◆ Request
Edit the lines of the material starting at the line containing "24, 945, 44]" and ending at the line containing "86, 512, 120]" so that "heart-icon" becomes "like-icon", leaving everything else unchanged, and give only those lines.

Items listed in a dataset
....................
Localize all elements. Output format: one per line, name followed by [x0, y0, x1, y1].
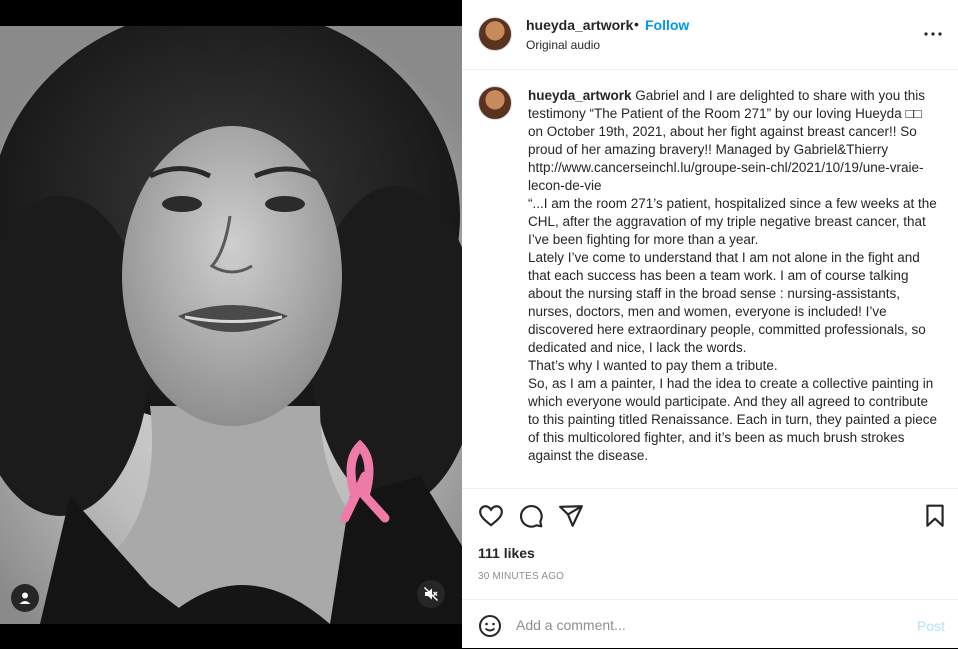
more-horizontal-icon[interactable]	[921, 24, 945, 44]
post-details-panel: hueyda_artwork • Follow Original audio h…	[462, 0, 958, 648]
heart-icon[interactable]	[478, 503, 504, 529]
portrait-illustration	[0, 26, 462, 624]
comment-icon[interactable]	[518, 503, 544, 529]
user-tag-icon	[19, 592, 31, 604]
post-media[interactable]	[0, 0, 462, 648]
caption-section: hueyda_artwork Gabriel and I are delight…	[462, 70, 958, 488]
post-header: hueyda_artwork • Follow Original audio	[462, 0, 958, 70]
separator-dot: •	[634, 16, 639, 32]
post-photo	[0, 26, 462, 624]
audio-mute-button[interactable]	[417, 580, 445, 608]
caption-body: Gabriel and I are delighted to share wit…	[528, 88, 938, 463]
emoji-icon[interactable]	[478, 614, 502, 638]
bookmark-icon[interactable]	[922, 503, 948, 529]
share-icon[interactable]	[558, 503, 584, 529]
follow-button[interactable]: Follow	[645, 17, 689, 33]
post-actions: 111 likes 30 MINUTES AGO	[462, 488, 958, 599]
caption-avatar[interactable]	[478, 86, 512, 120]
user-tag-button[interactable]	[11, 584, 39, 612]
post-timestamp[interactable]: 30 MINUTES AGO	[478, 571, 564, 582]
avatar[interactable]	[478, 17, 512, 51]
caption-username[interactable]: hueyda_artwork	[528, 88, 632, 103]
caption-text: hueyda_artwork Gabriel and I are delight…	[528, 87, 938, 465]
comment-bar: Post	[462, 599, 958, 649]
audio-label[interactable]: Original audio	[526, 38, 600, 52]
post-comment-button[interactable]: Post	[917, 618, 945, 634]
comment-input[interactable]	[516, 614, 896, 636]
header-username[interactable]: hueyda_artwork	[526, 17, 633, 33]
audio-muted-icon	[424, 587, 438, 601]
likes-count[interactable]: 111 likes	[478, 545, 535, 561]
....................
◆ Output of the exercise
more-horizontal-icon[interactable]	[921, 24, 945, 44]
post-details-panel: hueyda_artwork • Follow Original audio h…	[462, 0, 958, 648]
like-icon[interactable]	[478, 503, 504, 529]
portrait-illustration	[0, 26, 462, 624]
comment-icon[interactable]	[518, 503, 544, 529]
user-tag-icon	[19, 592, 31, 604]
post-media[interactable]	[0, 0, 462, 648]
caption-section: hueyda_artwork Gabriel and I are delight…	[462, 70, 958, 488]
post-header: hueyda_artwork • Follow Original audio	[462, 0, 958, 70]
separator-dot: •	[634, 16, 639, 32]
post-photo	[0, 26, 462, 624]
audio-mute-button[interactable]	[417, 580, 445, 608]
caption-body: Gabriel and I are delighted to share wit…	[528, 88, 938, 463]
emoji-icon[interactable]	[478, 614, 502, 638]
bookmark-icon[interactable]	[922, 503, 948, 529]
share-icon[interactable]	[558, 503, 584, 529]
follow-button[interactable]: Follow	[645, 17, 689, 33]
post-actions: 111 likes 30 MINUTES AGO	[462, 488, 958, 599]
caption-avatar[interactable]	[478, 86, 512, 120]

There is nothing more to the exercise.